** EXERCISE MATERIAL **
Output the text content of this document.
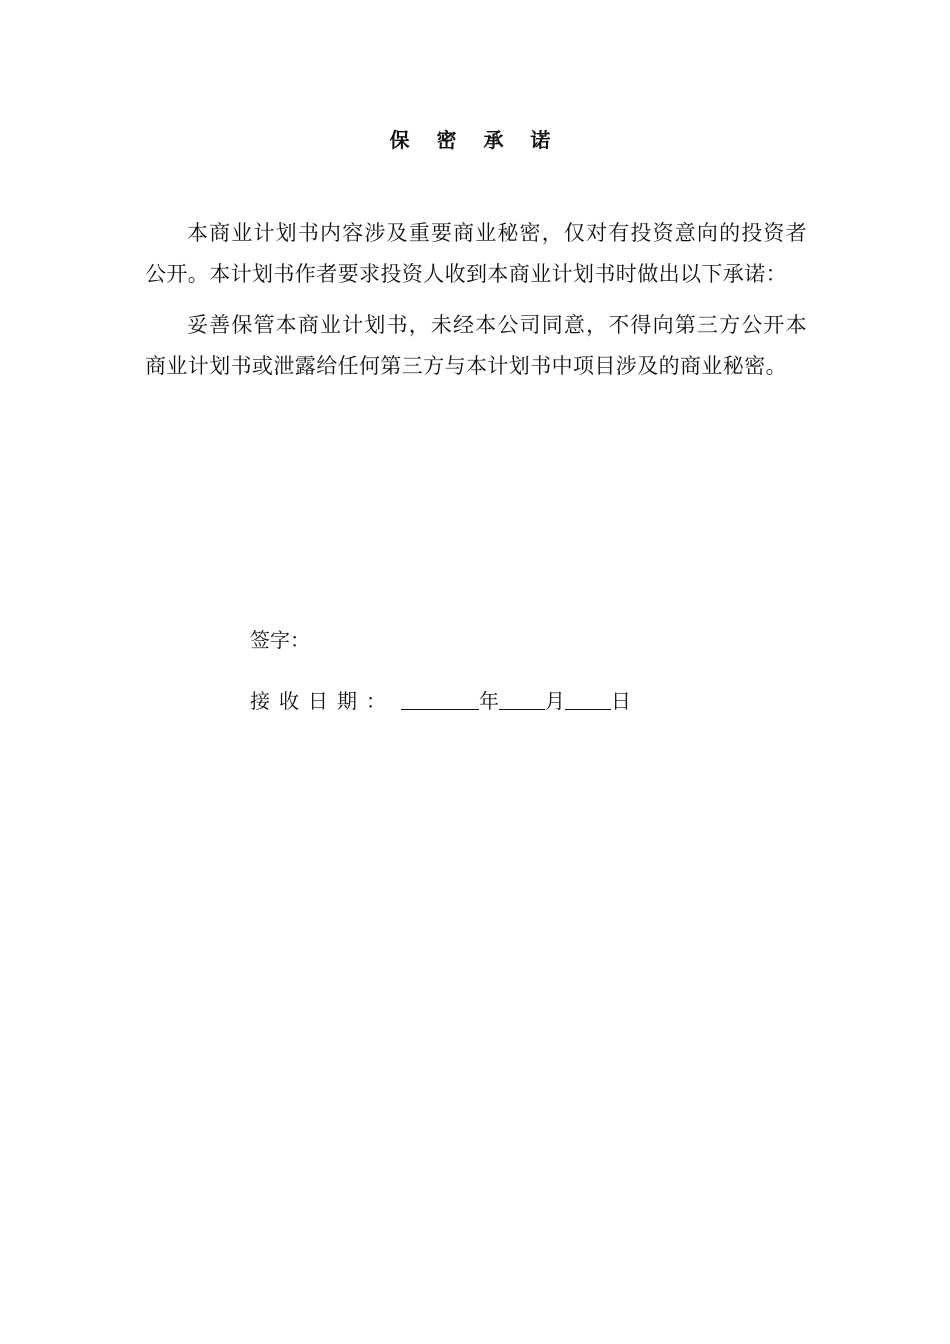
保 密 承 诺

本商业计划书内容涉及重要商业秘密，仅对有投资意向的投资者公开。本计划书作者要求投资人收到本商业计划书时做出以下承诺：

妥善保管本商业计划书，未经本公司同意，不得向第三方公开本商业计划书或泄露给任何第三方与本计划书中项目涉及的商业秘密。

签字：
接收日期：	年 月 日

** REQUIRED WORK **
Copy the listing in full and without alteration, omitting every picture.

** FULL RESPONSE **
Output the text content of this document.
保 密 承 诺

本商业计划书内容涉及重要商业秘密，仅对有投资意向的投资者公开。本计划书作者要求投资人收到本商业计划书时做出以下承诺：

妥善保管本商业计划书，未经本公司同意，不得向第三方公开本商业计划书或泄露给任何第三方与本计划书中项目涉及的商业秘密。

签字：
接收日期：	年 月 日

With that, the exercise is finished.